*What this task involves:*
Images are not part of the copy; write out the rest of the data exactly as given.

[start]

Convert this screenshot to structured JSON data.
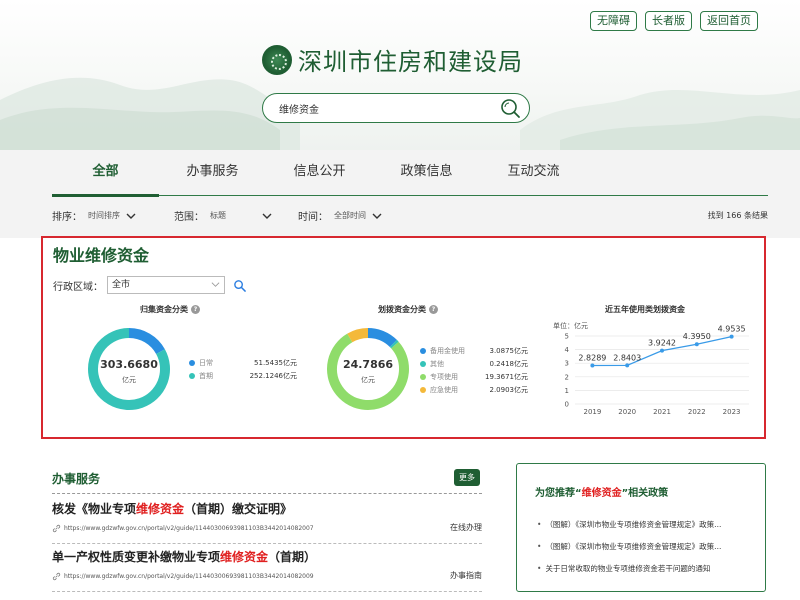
{
  "header": {
    "top_links": [
      "无障碍",
      "长者版",
      "返回首页"
    ],
    "site_title": "深圳市住房和建设局",
    "search": {
      "value": "维修资金"
    }
  },
  "tabs": [
    {
      "label": "全部",
      "active": true
    },
    {
      "label": "办事服务",
      "active": false
    },
    {
      "label": "信息公开",
      "active": false
    },
    {
      "label": "政策信息",
      "active": false
    },
    {
      "label": "互动交流",
      "active": false
    }
  ],
  "filters": {
    "sort": {
      "label": "排序：",
      "value": "时间排序"
    },
    "scope": {
      "label": "范围：",
      "value": "标题"
    },
    "time": {
      "label": "时间：",
      "value": "全部时间"
    },
    "result_count": "找到 166 条结果"
  },
  "panel": {
    "title": "物业维修资金",
    "region_label": "行政区域：",
    "region_value": "全市",
    "question_mark": "?",
    "donut1": {
      "title": "归集资金分类",
      "center_value": "303.6680",
      "center_unit": "亿元",
      "items": [
        {
          "name": "日常",
          "value": "51.5435亿元",
          "color": "#2a8ee0"
        },
        {
          "name": "首期",
          "value": "252.1246亿元",
          "color": "#35c3b8"
        }
      ]
    },
    "donut2": {
      "title": "划拨资金分类",
      "center_value": "24.7866",
      "center_unit": "亿元",
      "items": [
        {
          "name": "备用金使用",
          "value": "3.0875亿元",
          "color": "#2a8ee0"
        },
        {
          "name": "其他",
          "value": "0.2418亿元",
          "color": "#35c3b8"
        },
        {
          "name": "专项使用",
          "value": "19.3671亿元",
          "color": "#8fdc6a"
        },
        {
          "name": "应急使用",
          "value": "2.0903亿元",
          "color": "#f4b93a"
        }
      ]
    },
    "line_chart_title": "近五年使用类划拨资金"
  },
  "chart_data": [
    {
      "type": "pie",
      "title": "归集资金分类",
      "categories": [
        "日常",
        "首期"
      ],
      "values": [
        51.5435,
        252.1246
      ],
      "total": 303.668,
      "unit": "亿元"
    },
    {
      "type": "pie",
      "title": "划拨资金分类",
      "categories": [
        "备用金使用",
        "其他",
        "专项使用",
        "应急使用"
      ],
      "values": [
        3.0875,
        0.2418,
        19.3671,
        2.0903
      ],
      "total": 24.7866,
      "unit": "亿元"
    },
    {
      "type": "line",
      "title": "近五年使用类划拨资金",
      "ylabel": "单位：亿元",
      "x": [
        "2019",
        "2020",
        "2021",
        "2022",
        "2023"
      ],
      "values": [
        2.8289,
        2.8403,
        3.9242,
        4.395,
        4.9535
      ],
      "yticks": [
        "0",
        "1",
        "2",
        "3",
        "4",
        "5"
      ],
      "ylim": [
        0,
        5
      ],
      "grid": true,
      "color": "#3a9be8"
    }
  ],
  "services": {
    "title": "办事服务",
    "more": "更多",
    "items": [
      {
        "name_prefix": "核发《物业专项",
        "name_highlight": "维修资金",
        "name_suffix": "（首期）缴交证明》",
        "url": "https://www.gdzwfw.gov.cn/portal/v2/guide/11440300693981103B3442014082007",
        "type": "在线办理"
      },
      {
        "name_prefix": "单一产权性质变更补缴物业专项",
        "name_highlight": "维修资金",
        "name_suffix": "（首期）",
        "url": "https://www.gdzwfw.gov.cn/portal/v2/guide/11440300693981103B3442014082009",
        "type": "办事指南"
      }
    ]
  },
  "recommend": {
    "title_prefix": "为您推荐“",
    "title_highlight": "维修资金",
    "title_suffix": "”相关政策",
    "items": [
      "（图解）《深圳市物业专项维修资金管理规定》政策...",
      "（图解）《深圳市物业专项维修资金管理规定》政策...",
      "关于日常收取的物业专项维修资金若干问题的通知"
    ]
  }
}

[end]

*Response below:*
Convert this screenshot to structured JSON data.
{
  "header": {
    "top_links": [
      "无障碍",
      "长者版",
      "返回首页"
    ],
    "site_title": "深圳市住房和建设局",
    "search": {
      "value": "维修资金"
    }
  },
  "tabs": [
    {
      "label": "全部",
      "active": true
    },
    {
      "label": "办事服务",
      "active": false
    },
    {
      "label": "信息公开",
      "active": false
    },
    {
      "label": "政策信息",
      "active": false
    },
    {
      "label": "互动交流",
      "active": false
    }
  ],
  "filters": {
    "sort": {
      "label": "排序：",
      "value": "时间排序"
    },
    "scope": {
      "label": "范围：",
      "value": "标题"
    },
    "time": {
      "label": "时间：",
      "value": "全部时间"
    },
    "result_count": "找到 166 条结果"
  },
  "panel": {
    "title": "物业维修资金",
    "region_label": "行政区域：",
    "region_value": "全市",
    "question_mark": "?",
    "donut1": {
      "title": "归集资金分类",
      "center_value": "303.6680",
      "center_unit": "亿元",
      "items": [
        {
          "name": "日常",
          "value": "51.5435亿元",
          "color": "#2a8ee0"
        },
        {
          "name": "首期",
          "value": "252.1246亿元",
          "color": "#35c3b8"
        }
      ]
    },
    "donut2": {
      "title": "划拨资金分类",
      "center_value": "24.7866",
      "center_unit": "亿元",
      "items": [
        {
          "name": "备用金使用",
          "value": "3.0875亿元",
          "color": "#2a8ee0"
        },
        {
          "name": "其他",
          "value": "0.2418亿元",
          "color": "#35c3b8"
        },
        {
          "name": "专项使用",
          "value": "19.3671亿元",
          "color": "#8fdc6a"
        },
        {
          "name": "应急使用",
          "value": "2.0903亿元",
          "color": "#f4b93a"
        }
      ]
    },
    "line_chart_title": "近五年使用类划拨资金"
  },
  "chart_data": [
    {
      "type": "pie",
      "title": "归集资金分类",
      "categories": [
        "日常",
        "首期"
      ],
      "values": [
        51.5435,
        252.1246
      ],
      "total": 303.668,
      "unit": "亿元"
    },
    {
      "type": "pie",
      "title": "划拨资金分类",
      "categories": [
        "备用金使用",
        "其他",
        "专项使用",
        "应急使用"
      ],
      "values": [
        3.0875,
        0.2418,
        19.3671,
        2.0903
      ],
      "total": 24.7866,
      "unit": "亿元"
    },
    {
      "type": "line",
      "title": "近五年使用类划拨资金",
      "ylabel": "单位：亿元",
      "x": [
        "2019",
        "2020",
        "2021",
        "2022",
        "2023"
      ],
      "values": [
        2.8289,
        2.8403,
        3.9242,
        4.395,
        4.9535
      ],
      "yticks": [
        "0",
        "1",
        "2",
        "3",
        "4",
        "5"
      ],
      "ylim": [
        0,
        5
      ],
      "grid": true,
      "color": "#3a9be8"
    }
  ],
  "services": {
    "title": "办事服务",
    "more": "更多",
    "items": [
      {
        "name_prefix": "核发《物业专项",
        "name_highlight": "维修资金",
        "name_suffix": "（首期）缴交证明》",
        "url": "https://www.gdzwfw.gov.cn/portal/v2/guide/11440300693981103B3442014082007",
        "type": "在线办理"
      },
      {
        "name_prefix": "单一产权性质变更补缴物业专项",
        "name_highlight": "维修资金",
        "name_suffix": "（首期）",
        "url": "https://www.gdzwfw.gov.cn/portal/v2/guide/11440300693981103B3442014082009",
        "type": "办事指南"
      }
    ]
  },
  "recommend": {
    "title_prefix": "为您推荐“",
    "title_highlight": "维修资金",
    "title_suffix": "”相关政策",
    "items": [
      "（图解）《深圳市物业专项维修资金管理规定》政策...",
      "（图解）《深圳市物业专项维修资金管理规定》政策...",
      "关于日常收取的物业专项维修资金若干问题的通知"
    ]
  }
}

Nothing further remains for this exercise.